● **Written exercise**:
State how many lines in the material below contain the string "help", matching case exactly. Reply with the number alone.

Data listing:
──────

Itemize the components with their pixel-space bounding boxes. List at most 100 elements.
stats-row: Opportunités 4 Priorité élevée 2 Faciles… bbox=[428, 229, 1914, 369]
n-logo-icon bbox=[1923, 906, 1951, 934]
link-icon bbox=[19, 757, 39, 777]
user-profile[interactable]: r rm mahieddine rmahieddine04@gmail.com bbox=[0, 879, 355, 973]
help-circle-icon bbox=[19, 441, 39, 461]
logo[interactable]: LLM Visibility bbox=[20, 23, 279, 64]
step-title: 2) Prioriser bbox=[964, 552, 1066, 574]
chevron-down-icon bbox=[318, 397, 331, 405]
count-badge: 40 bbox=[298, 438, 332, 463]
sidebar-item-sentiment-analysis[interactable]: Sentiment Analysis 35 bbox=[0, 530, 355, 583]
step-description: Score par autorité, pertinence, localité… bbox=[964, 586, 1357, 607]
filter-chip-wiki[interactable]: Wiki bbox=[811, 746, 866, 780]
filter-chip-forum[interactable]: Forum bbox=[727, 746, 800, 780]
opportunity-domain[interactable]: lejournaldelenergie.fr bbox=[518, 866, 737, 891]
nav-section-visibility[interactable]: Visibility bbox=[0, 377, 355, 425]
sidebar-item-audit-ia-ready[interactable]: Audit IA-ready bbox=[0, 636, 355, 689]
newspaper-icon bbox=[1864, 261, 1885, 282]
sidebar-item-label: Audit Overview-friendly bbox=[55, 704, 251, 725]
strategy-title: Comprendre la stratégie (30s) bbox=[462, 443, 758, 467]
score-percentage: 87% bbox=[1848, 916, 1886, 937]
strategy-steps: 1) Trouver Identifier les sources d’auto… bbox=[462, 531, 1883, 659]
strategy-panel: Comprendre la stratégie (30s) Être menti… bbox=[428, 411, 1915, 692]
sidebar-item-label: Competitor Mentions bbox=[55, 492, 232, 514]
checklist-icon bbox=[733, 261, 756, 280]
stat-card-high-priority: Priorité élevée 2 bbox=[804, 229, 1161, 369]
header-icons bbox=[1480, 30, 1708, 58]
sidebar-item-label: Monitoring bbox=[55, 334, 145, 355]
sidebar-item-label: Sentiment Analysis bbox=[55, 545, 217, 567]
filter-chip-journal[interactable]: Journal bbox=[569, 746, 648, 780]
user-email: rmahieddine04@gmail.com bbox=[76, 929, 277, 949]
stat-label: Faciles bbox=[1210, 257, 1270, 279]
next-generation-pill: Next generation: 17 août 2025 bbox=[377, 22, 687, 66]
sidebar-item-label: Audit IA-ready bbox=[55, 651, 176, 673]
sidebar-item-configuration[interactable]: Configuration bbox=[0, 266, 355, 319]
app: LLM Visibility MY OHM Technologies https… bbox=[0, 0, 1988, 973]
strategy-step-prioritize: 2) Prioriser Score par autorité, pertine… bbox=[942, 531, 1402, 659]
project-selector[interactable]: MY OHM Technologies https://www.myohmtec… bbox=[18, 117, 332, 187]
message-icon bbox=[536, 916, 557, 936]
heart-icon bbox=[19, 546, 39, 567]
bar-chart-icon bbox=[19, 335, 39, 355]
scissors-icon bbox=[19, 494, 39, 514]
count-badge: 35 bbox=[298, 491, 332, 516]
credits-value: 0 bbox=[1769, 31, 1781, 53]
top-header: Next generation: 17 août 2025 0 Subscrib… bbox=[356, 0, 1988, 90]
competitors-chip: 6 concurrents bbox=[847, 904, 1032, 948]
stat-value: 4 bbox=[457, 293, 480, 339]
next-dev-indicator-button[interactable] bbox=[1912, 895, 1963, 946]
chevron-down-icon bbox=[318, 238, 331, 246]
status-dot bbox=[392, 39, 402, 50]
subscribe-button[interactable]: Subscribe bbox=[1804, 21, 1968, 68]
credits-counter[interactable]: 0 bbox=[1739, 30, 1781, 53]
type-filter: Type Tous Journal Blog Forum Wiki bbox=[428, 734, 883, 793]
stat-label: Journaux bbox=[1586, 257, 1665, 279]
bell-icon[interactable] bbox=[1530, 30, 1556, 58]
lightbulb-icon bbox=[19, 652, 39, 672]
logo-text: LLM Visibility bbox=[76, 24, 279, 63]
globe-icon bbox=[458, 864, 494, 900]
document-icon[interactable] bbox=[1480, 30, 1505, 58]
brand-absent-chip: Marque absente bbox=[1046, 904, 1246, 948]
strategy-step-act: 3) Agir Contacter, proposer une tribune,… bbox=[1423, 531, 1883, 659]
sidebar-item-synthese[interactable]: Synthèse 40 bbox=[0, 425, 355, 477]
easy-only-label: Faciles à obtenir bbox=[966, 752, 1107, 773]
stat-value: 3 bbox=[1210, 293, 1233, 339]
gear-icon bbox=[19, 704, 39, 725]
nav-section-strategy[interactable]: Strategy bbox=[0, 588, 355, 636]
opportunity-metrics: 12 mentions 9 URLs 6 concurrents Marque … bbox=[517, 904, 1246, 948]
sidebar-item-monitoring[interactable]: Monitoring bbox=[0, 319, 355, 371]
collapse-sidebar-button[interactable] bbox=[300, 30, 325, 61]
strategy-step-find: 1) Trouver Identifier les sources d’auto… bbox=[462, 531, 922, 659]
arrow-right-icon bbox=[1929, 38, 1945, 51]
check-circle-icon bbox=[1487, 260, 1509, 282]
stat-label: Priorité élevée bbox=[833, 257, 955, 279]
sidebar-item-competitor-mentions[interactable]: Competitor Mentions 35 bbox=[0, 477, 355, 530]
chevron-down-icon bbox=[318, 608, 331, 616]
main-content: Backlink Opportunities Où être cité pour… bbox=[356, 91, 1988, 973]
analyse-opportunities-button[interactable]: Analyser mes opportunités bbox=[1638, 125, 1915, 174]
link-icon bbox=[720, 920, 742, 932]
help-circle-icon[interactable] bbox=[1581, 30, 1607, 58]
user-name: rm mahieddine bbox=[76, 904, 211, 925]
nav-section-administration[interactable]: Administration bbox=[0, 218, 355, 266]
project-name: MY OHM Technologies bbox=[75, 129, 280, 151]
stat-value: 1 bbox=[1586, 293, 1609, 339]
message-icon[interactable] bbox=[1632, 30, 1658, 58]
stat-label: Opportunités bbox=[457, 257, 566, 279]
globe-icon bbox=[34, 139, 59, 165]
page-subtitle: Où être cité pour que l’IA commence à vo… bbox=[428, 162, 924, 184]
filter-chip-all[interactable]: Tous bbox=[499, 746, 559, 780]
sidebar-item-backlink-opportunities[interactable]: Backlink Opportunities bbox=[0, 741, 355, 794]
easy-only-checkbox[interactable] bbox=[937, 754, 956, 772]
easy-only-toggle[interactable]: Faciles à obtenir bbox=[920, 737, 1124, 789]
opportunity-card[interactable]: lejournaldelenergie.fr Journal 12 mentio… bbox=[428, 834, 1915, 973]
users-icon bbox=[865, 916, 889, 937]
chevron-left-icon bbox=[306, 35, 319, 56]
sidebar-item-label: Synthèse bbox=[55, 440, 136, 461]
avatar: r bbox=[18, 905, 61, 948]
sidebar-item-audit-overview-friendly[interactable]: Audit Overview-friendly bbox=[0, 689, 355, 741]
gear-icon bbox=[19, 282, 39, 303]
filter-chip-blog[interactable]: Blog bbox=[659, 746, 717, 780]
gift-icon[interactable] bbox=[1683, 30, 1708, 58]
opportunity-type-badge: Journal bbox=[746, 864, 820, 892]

──────

● **Solution to this problem**:
2